* Stated exercise
Reproduce every one of the items below word for word, changing nothing in any line.

──────

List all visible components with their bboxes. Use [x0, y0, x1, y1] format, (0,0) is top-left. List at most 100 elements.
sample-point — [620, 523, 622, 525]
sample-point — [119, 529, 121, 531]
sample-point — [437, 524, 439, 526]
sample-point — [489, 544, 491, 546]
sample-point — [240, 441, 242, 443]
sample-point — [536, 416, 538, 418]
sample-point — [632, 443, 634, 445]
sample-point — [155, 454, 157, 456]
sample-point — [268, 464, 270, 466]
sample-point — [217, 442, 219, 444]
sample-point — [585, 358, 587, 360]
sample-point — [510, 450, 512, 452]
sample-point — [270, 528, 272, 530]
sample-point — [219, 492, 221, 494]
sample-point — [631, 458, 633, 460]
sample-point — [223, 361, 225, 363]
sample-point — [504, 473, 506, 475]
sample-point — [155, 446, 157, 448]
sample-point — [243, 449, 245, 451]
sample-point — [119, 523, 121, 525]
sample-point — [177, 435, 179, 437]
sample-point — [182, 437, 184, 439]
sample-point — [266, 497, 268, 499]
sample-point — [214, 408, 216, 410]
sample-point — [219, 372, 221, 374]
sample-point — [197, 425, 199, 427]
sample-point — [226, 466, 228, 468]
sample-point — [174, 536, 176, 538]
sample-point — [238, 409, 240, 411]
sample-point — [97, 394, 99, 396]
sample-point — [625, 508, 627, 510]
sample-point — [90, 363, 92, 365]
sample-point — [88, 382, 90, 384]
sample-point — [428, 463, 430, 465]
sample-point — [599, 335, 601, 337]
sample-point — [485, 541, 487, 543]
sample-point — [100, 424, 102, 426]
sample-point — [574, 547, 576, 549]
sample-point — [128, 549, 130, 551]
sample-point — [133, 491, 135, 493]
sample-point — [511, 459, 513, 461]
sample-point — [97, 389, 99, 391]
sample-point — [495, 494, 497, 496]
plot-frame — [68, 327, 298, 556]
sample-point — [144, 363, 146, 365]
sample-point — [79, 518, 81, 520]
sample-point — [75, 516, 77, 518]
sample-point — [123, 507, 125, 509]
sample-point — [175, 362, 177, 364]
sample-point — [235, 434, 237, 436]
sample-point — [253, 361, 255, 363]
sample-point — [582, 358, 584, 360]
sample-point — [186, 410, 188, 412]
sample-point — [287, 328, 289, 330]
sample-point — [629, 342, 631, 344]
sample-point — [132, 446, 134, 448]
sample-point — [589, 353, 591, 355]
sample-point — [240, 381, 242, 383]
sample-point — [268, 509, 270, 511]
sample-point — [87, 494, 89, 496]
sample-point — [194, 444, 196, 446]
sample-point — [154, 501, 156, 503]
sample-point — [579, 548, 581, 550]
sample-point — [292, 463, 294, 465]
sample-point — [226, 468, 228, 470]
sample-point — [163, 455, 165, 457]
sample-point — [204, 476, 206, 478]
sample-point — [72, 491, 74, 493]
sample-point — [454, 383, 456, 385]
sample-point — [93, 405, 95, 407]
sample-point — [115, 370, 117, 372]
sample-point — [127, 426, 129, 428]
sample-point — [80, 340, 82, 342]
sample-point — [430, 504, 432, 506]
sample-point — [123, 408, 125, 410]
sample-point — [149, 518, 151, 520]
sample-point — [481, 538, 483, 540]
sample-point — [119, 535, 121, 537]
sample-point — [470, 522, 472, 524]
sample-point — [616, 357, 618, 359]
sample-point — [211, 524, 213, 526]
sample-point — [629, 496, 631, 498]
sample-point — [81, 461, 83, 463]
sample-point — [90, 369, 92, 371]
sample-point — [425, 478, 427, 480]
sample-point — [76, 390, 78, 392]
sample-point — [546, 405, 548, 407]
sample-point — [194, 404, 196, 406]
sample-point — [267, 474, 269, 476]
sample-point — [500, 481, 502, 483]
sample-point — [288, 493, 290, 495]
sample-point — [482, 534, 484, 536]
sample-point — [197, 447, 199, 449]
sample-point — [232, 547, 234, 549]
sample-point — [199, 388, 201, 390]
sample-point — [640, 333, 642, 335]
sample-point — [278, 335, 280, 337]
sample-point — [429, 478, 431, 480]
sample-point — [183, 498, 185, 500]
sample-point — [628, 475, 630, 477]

──────

* The completed task
List all visible components with their bboxes. Use [x0, y0, x1, y1] format, (0,0) is top-left. List at most 100 elements.
sample-point — [620, 523, 622, 525]
sample-point — [119, 529, 121, 531]
sample-point — [437, 524, 439, 526]
sample-point — [489, 544, 491, 546]
sample-point — [240, 441, 242, 443]
sample-point — [536, 416, 538, 418]
sample-point — [632, 443, 634, 445]
sample-point — [155, 454, 157, 456]
sample-point — [268, 464, 270, 466]
sample-point — [217, 442, 219, 444]
sample-point — [585, 358, 587, 360]
sample-point — [510, 450, 512, 452]
sample-point — [270, 528, 272, 530]
sample-point — [219, 492, 221, 494]
sample-point — [631, 458, 633, 460]
sample-point — [223, 361, 225, 363]
sample-point — [504, 473, 506, 475]
sample-point — [155, 446, 157, 448]
sample-point — [243, 449, 245, 451]
sample-point — [119, 523, 121, 525]
sample-point — [177, 435, 179, 437]
sample-point — [182, 437, 184, 439]
sample-point — [266, 497, 268, 499]
sample-point — [214, 408, 216, 410]
sample-point — [219, 372, 221, 374]
sample-point — [197, 425, 199, 427]
sample-point — [226, 466, 228, 468]
sample-point — [174, 536, 176, 538]
sample-point — [238, 409, 240, 411]
sample-point — [97, 394, 99, 396]
sample-point — [625, 508, 627, 510]
sample-point — [90, 363, 92, 365]
sample-point — [88, 382, 90, 384]
sample-point — [428, 463, 430, 465]
sample-point — [599, 335, 601, 337]
sample-point — [485, 541, 487, 543]
sample-point — [100, 424, 102, 426]
sample-point — [574, 547, 576, 549]
sample-point — [128, 549, 130, 551]
sample-point — [133, 491, 135, 493]
sample-point — [511, 459, 513, 461]
sample-point — [97, 389, 99, 391]
sample-point — [495, 494, 497, 496]
plot-frame — [68, 327, 298, 556]
sample-point — [144, 363, 146, 365]
sample-point — [79, 518, 81, 520]
sample-point — [75, 516, 77, 518]
sample-point — [123, 507, 125, 509]
sample-point — [175, 362, 177, 364]
sample-point — [235, 434, 237, 436]
sample-point — [253, 361, 255, 363]
sample-point — [582, 358, 584, 360]
sample-point — [186, 410, 188, 412]
sample-point — [287, 328, 289, 330]
sample-point — [629, 342, 631, 344]
sample-point — [132, 446, 134, 448]
sample-point — [589, 353, 591, 355]
sample-point — [240, 381, 242, 383]
sample-point — [268, 509, 270, 511]
sample-point — [87, 494, 89, 496]
sample-point — [194, 444, 196, 446]
sample-point — [154, 501, 156, 503]
sample-point — [579, 548, 581, 550]
sample-point — [292, 463, 294, 465]
sample-point — [226, 468, 228, 470]
sample-point — [163, 455, 165, 457]
sample-point — [204, 476, 206, 478]
sample-point — [72, 491, 74, 493]
sample-point — [454, 383, 456, 385]
sample-point — [93, 405, 95, 407]
sample-point — [115, 370, 117, 372]
sample-point — [127, 426, 129, 428]
sample-point — [80, 340, 82, 342]
sample-point — [430, 504, 432, 506]
sample-point — [123, 408, 125, 410]
sample-point — [149, 518, 151, 520]
sample-point — [481, 538, 483, 540]
sample-point — [119, 535, 121, 537]
sample-point — [470, 522, 472, 524]
sample-point — [616, 357, 618, 359]
sample-point — [211, 524, 213, 526]
sample-point — [629, 496, 631, 498]
sample-point — [81, 461, 83, 463]
sample-point — [90, 369, 92, 371]
sample-point — [425, 478, 427, 480]
sample-point — [76, 390, 78, 392]
sample-point — [546, 405, 548, 407]
sample-point — [194, 404, 196, 406]
sample-point — [267, 474, 269, 476]
sample-point — [500, 481, 502, 483]
sample-point — [288, 493, 290, 495]
sample-point — [482, 534, 484, 536]
sample-point — [197, 447, 199, 449]
sample-point — [232, 547, 234, 549]
sample-point — [199, 388, 201, 390]
sample-point — [640, 333, 642, 335]
sample-point — [278, 335, 280, 337]
sample-point — [429, 478, 431, 480]
sample-point — [183, 498, 185, 500]
sample-point — [628, 475, 630, 477]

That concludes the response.